EXCERPT PROVIDED:
0 #5 Carole Torz 2018-03-03 16:37
Thank you David. Now we know where British fish and chips really came from! Wonderful!
+2 #4 David Mendoza 2018-02-25 17:57
As a ‘Portuguese Jew’, I would remind everyone that London has been a major centre of the Sephardic diaspora since Cromwell. Bevis Marks synagogue in London (opened in 1701) is not only the oldest non-Christian place of worship in the UK, but the longest continually functioning synagogue in the world. One the introductions of our community to England was ‘fish cooked in the Portuguese manner’, which was later re-branded as ‘fish and chips’.
0 #3 Peter Booker 2018-02-25 11:32
Quoting Carole Torz:
I would like to thank Peter Booker for his corrections regarding the history of the inquisition in Portugal. However, I cannot agree with his final sentence as there is a small Jewish community in the Algarve, as well as the communities in Lisbon and Porto.

RECORDS PROVIDED:
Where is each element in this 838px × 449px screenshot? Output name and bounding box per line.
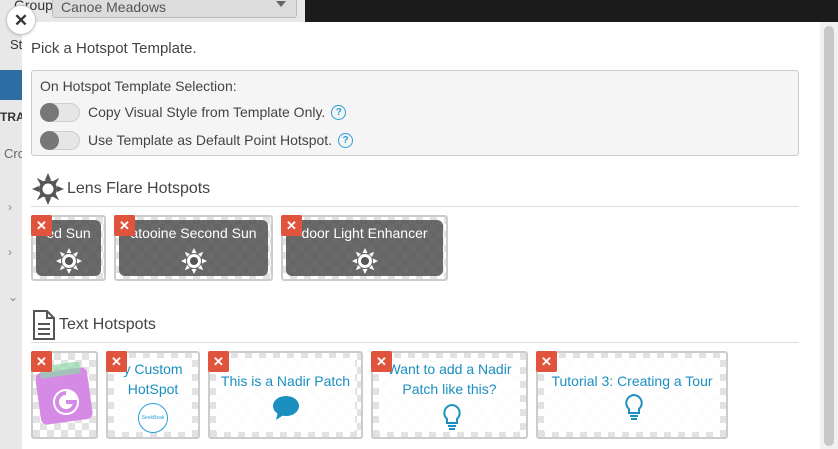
delete-template-button[interactable]: ✕ xyxy=(208,351,229,372)
text-section-title: Text Hotspots xyxy=(59,316,156,333)
template-card-my-custom-hotspot[interactable]: y Custom HotSpot SeekBeak ✕ xyxy=(106,351,200,439)
template-card-tutorial-3[interactable]: Tutorial 3: Creating a Tour ✕ xyxy=(536,351,728,439)
template-card-nadir-patch[interactable]: This is a Nadir Patch ✕ xyxy=(208,351,363,439)
close-icon: ✕ xyxy=(36,354,47,369)
toggle-knob xyxy=(40,102,59,122)
delete-template-button[interactable]: ✕ xyxy=(106,351,127,372)
chevron-right-icon[interactable]: › xyxy=(8,200,12,214)
card-title: atooine Second Sun xyxy=(130,225,257,241)
chevron-right-icon[interactable]: › xyxy=(8,245,12,259)
document-icon xyxy=(33,310,55,340)
group-select[interactable]: Canoe Meadows xyxy=(52,0,297,18)
delete-template-button[interactable]: ✕ xyxy=(31,351,52,372)
close-icon: ✕ xyxy=(286,218,297,233)
help-icon[interactable]: ? xyxy=(331,104,347,120)
background-blue-bar xyxy=(0,70,22,100)
template-card-red-sun[interactable]: ed Sun ✕ xyxy=(31,215,106,281)
modal-title: Pick a Hotspot Template. xyxy=(31,40,197,57)
lens-flare-section-header: Lens Flare Hotspots xyxy=(31,172,799,207)
lens-flare-section-title: Lens Flare Hotspots xyxy=(67,180,211,197)
group-select-value: Canoe Meadows xyxy=(61,0,167,15)
delete-template-button[interactable]: ✕ xyxy=(31,215,52,236)
sun-icon xyxy=(55,248,82,274)
delete-template-button[interactable]: ✕ xyxy=(114,215,135,236)
sun-icon xyxy=(180,248,207,274)
background-tra-label: TRA xyxy=(0,110,25,124)
close-icon: ✕ xyxy=(213,354,224,369)
card-title: door Light Enhancer xyxy=(301,225,428,241)
template-card-google[interactable]: ✕ xyxy=(31,351,98,439)
delete-template-button[interactable]: ✕ xyxy=(281,215,302,236)
close-button[interactable]: ✕ xyxy=(7,6,35,34)
close-icon: ✕ xyxy=(111,354,122,369)
card-title: Tutorial 3: Creating a Tour xyxy=(551,373,713,389)
delete-template-button[interactable]: ✕ xyxy=(371,351,392,372)
sun-icon xyxy=(32,173,64,205)
speech-bubble-icon xyxy=(273,396,299,420)
hotspot-template-modal: Pick a Hotspot Template. On Hotspot Temp… xyxy=(22,22,838,449)
template-card-indoor-light-enhancer[interactable]: door Light Enhancer ✕ xyxy=(281,215,448,281)
options-heading: On Hotspot Template Selection: xyxy=(40,78,237,94)
option-use-template-default: Use Template as Default Point Hotspot. ? xyxy=(40,129,354,151)
toggle-knob xyxy=(40,130,59,150)
close-icon: ✕ xyxy=(119,218,130,233)
lightbulb-icon xyxy=(625,393,643,420)
sun-icon xyxy=(351,248,378,274)
option-copy-visual-style: Copy Visual Style from Template Only. ? xyxy=(40,101,347,123)
copy-visual-style-label: Copy Visual Style from Template Only. xyxy=(88,104,326,120)
card-title: This is a Nadir Patch xyxy=(220,373,351,389)
background-st-label: St xyxy=(10,37,23,52)
chevron-down-icon xyxy=(276,1,286,7)
chevron-down-icon[interactable]: ⌄ xyxy=(8,290,18,304)
text-section-header: Text Hotspots xyxy=(31,308,799,343)
use-template-default-toggle[interactable] xyxy=(40,130,80,150)
close-icon: ✕ xyxy=(36,218,47,233)
close-icon: ✕ xyxy=(541,354,552,369)
modal-scrollbar[interactable] xyxy=(820,22,838,449)
close-icon: ✕ xyxy=(376,354,387,369)
scrollbar-thumb[interactable] xyxy=(824,26,834,446)
use-template-default-label: Use Template as Default Point Hotspot. xyxy=(88,132,333,148)
template-card-want-nadir-patch[interactable]: Want to add a Nadir Patch like this? ✕ xyxy=(371,351,528,439)
template-selection-options: On Hotspot Template Selection: Copy Visu… xyxy=(31,70,799,156)
help-icon[interactable]: ? xyxy=(338,132,354,148)
card-title: Want to add a Nadir Patch like this? xyxy=(387,361,512,397)
close-icon: ✕ xyxy=(13,10,29,30)
copy-visual-style-toggle[interactable] xyxy=(40,102,80,122)
seekbeak-badge: SeekBeak xyxy=(138,403,168,433)
delete-template-button[interactable]: ✕ xyxy=(536,351,557,372)
lightbulb-icon xyxy=(443,403,461,430)
template-card-tatooine-second-sun[interactable]: atooine Second Sun ✕ xyxy=(114,215,273,281)
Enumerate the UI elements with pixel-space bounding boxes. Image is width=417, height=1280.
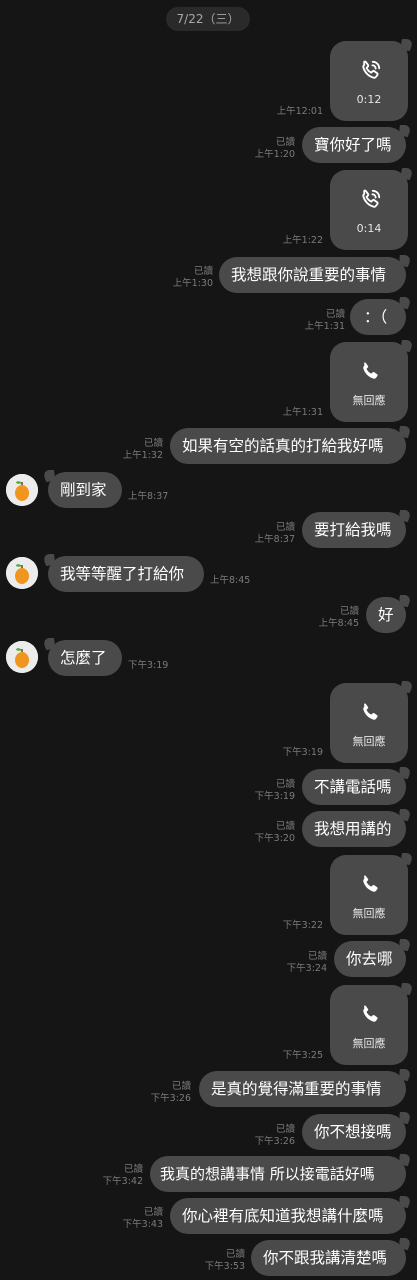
read-receipt: 已讀 xyxy=(143,1207,163,1218)
call-status: 無回應 xyxy=(352,1037,386,1050)
orange-fruit-icon xyxy=(6,557,38,589)
sent-message-bubble[interactable]: 如果有空的話真的打給我好嗎 xyxy=(170,428,406,464)
read-receipt: 已讀 xyxy=(275,522,295,533)
message-meta: 已讀 上午1:32 xyxy=(122,438,163,461)
sent-message-bubble[interactable]: 寶你好了嗎 xyxy=(302,127,406,163)
message-meta: 已讀 上午8:37 xyxy=(254,522,295,545)
sent-message-bubble[interactable]: 要打給我嗎 xyxy=(302,512,406,548)
message-meta: 已讀 上午8:45 xyxy=(318,606,359,629)
sent-message-bubble[interactable]: ：（ xyxy=(350,299,406,335)
message-meta: 已讀 上午1:30 xyxy=(172,266,213,289)
sent-message-bubble[interactable]: 不講電話嗎 xyxy=(302,769,406,805)
call-status: 無回應 xyxy=(352,735,386,748)
sent-message-bubble[interactable]: 是真的覺得滿重要的事情 xyxy=(199,1071,406,1107)
phone-waves-icon xyxy=(362,189,381,208)
message-meta: 已讀 上午1:20 xyxy=(254,137,295,160)
message-meta: 下午3:25 xyxy=(282,1050,323,1061)
message-meta: 已讀 下午3:19 xyxy=(254,779,295,802)
sent-message-bubble[interactable]: 好 xyxy=(366,597,406,633)
read-receipt: 已讀 xyxy=(275,1124,295,1135)
phone-icon xyxy=(363,875,378,892)
message-meta: 已讀 下午3:42 xyxy=(102,1164,143,1187)
read-receipt: 已讀 xyxy=(171,1081,191,1092)
phone-icon xyxy=(363,362,378,379)
missed-call-card[interactable]: 無回應 xyxy=(330,342,408,422)
sent-message-bubble[interactable]: 我想用講的 xyxy=(302,811,406,847)
read-receipt: 已讀 xyxy=(193,266,213,277)
message-meta: 上午8:37 xyxy=(128,491,169,502)
message-meta: 已讀 下午3:26 xyxy=(254,1124,295,1147)
message-meta: 已讀 下午3:20 xyxy=(254,821,295,844)
message-meta: 上午1:22 xyxy=(282,235,323,246)
message-meta: 下午3:19 xyxy=(282,747,323,758)
message-meta: 已讀 下午3:43 xyxy=(122,1207,163,1230)
message-meta: 已讀 下午3:26 xyxy=(150,1081,191,1104)
call-duration: 0:14 xyxy=(356,222,382,235)
contact-avatar[interactable] xyxy=(6,557,38,589)
read-receipt: 已讀 xyxy=(307,951,327,962)
contact-avatar[interactable] xyxy=(6,641,38,673)
missed-call-card[interactable]: 無回應 xyxy=(330,855,408,935)
read-receipt: 已讀 xyxy=(275,137,295,148)
date-separator: 7/22（三） xyxy=(166,7,250,31)
message-meta: 已讀 下午3:53 xyxy=(204,1249,245,1272)
message-meta: 上午12:01 xyxy=(276,106,323,117)
message-meta: 上午1:31 xyxy=(282,407,323,418)
call-duration: 0:12 xyxy=(356,93,382,106)
voice-call-card[interactable]: 0:14 xyxy=(330,170,408,250)
missed-call-card[interactable]: 無回應 xyxy=(330,683,408,763)
call-status: 無回應 xyxy=(352,394,386,407)
missed-call-card[interactable]: 無回應 xyxy=(330,985,408,1065)
sent-message-bubble[interactable]: 你不想接嗎 xyxy=(302,1114,406,1150)
read-receipt: 已讀 xyxy=(275,779,295,790)
read-receipt: 已讀 xyxy=(123,1164,143,1175)
read-receipt: 已讀 xyxy=(225,1249,245,1260)
phone-waves-icon xyxy=(362,60,381,79)
message-meta: 下午3:19 xyxy=(128,660,169,671)
phone-icon xyxy=(363,703,378,720)
read-receipt: 已讀 xyxy=(339,606,359,617)
sent-message-bubble[interactable]: 你去哪 xyxy=(334,941,406,977)
orange-fruit-icon xyxy=(6,641,38,673)
received-message-bubble[interactable]: 怎麼了 xyxy=(48,640,122,676)
message-meta: 已讀 上午1:31 xyxy=(304,309,345,332)
message-meta: 已讀 下午3:24 xyxy=(286,951,327,974)
read-receipt: 已讀 xyxy=(325,309,345,320)
received-message-bubble[interactable]: 我等等醒了打給你 xyxy=(48,556,204,592)
sent-message-bubble[interactable]: 我想跟你說重要的事情 xyxy=(219,257,406,293)
message-meta: 下午3:22 xyxy=(282,920,323,931)
call-status: 無回應 xyxy=(352,907,386,920)
read-receipt: 已讀 xyxy=(143,438,163,449)
sent-message-bubble[interactable]: 你心裡有底知道我想講什麼嗎 xyxy=(170,1198,406,1234)
received-message-bubble[interactable]: 剛到家 xyxy=(48,472,122,508)
sent-message-bubble[interactable]: 你不跟我講清楚嗎 xyxy=(251,1240,406,1276)
voice-call-card[interactable]: 0:12 xyxy=(330,41,408,121)
sent-message-bubble[interactable]: 我真的想講事情 所以接電話好嗎 xyxy=(150,1156,406,1192)
message-meta: 上午8:45 xyxy=(210,575,251,586)
read-receipt: 已讀 xyxy=(275,821,295,832)
phone-icon xyxy=(363,1005,378,1022)
orange-fruit-icon xyxy=(6,474,38,506)
contact-avatar[interactable] xyxy=(6,474,38,506)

SET PROBLEM A:
Output the part of the comment thread on Sephardic history from "0 #5 Carole" to "as ‘fish and chips’.".
SET PROBLEM B:
Translate this sentence from the comment thread on Sephardic history into French: "As a ‘Portuguese Jew’, I would remind everyone that London has been a major centre of the Sephardic diaspora since Cromwell."
SET PROBLEM C:
Write the next part of the comment thread on Sephardic history, starting after its last sentence.
The rows are separate material and have no connection to the comment thread.

EXERCISE RESULT A:
0 #5 Carole Torz 2018-03-03 16:37
Thank you David. Now we know where British fish and chips really came from! Wonderful!
+2 #4 David Mendoza 2018-02-25 17:57
As a ‘Portuguese Jew’, I would remind everyone that London has been a major centre of the Sephardic diaspora since Cromwell. Bevis Marks synagogue in London (opened in 1701) is not only the oldest non-Christian place of worship in the UK, but the longest continually functioning synagogue in the world. One the introductions of our community to England was ‘fish cooked in the Portuguese manner’, which was later re-branded as ‘fish and chips’.

EXERCISE RESULT B:
En tant que « juif portugais », je rappellerais à tous que Londres est un centre majeur de la diaspora séfarade depuis Cromwell.

EXERCISE RESULT C:
Caroline Torz is right that Jewish communities exist today in Porto (a tiny number); in Lisbon; and in the Algarve. There are also Jewish and Marrano communities in the regions bordering Spain. These facts are not inconsistent with what I wrote, since the Jewish community in Faro died out in the 1930s, and has since been reborn, largely through the efforts of Ralf and Judy Pinto. The evidence for my assertion is supplied by the record of interments at the Jewish cemetery in Faro. The land for cemetery itself was acquired for the community in time for the first burial in 1832; in the following century, there were 105 further interments, the last of which occurred in 1932. After 1932, the remaining Jews in the Algarve seem to have migrated to Lisbon, but I am not so sure of this fact. In 2011, Ralf Pinto himself was buried in the cemetery, occupying grave no 107. And after Ralf´s death, for the first time in years, a rabbi has been located in the Algarve.
+1 #2 Carole Torz 2018-02-25 09:15
I would like to thank Peter Booker for his corrections regarding the history of the inquisition in Portugal. However, I cannot agree with his final sentence as there is a small Jewish community in the Algarve, as well as the communities in Lisbon and Porto.
+1 #1 Peter Booker 2018-02-22 09:21
"In 1497, following the establishment of the Spanish Inquisition, Portugal gave its Jews the choice of conversion or expulsion."
The Spanish Inquisition was established in 1478, and had little to do with Portugal. The Portuguese Inquisition was founded in 1536.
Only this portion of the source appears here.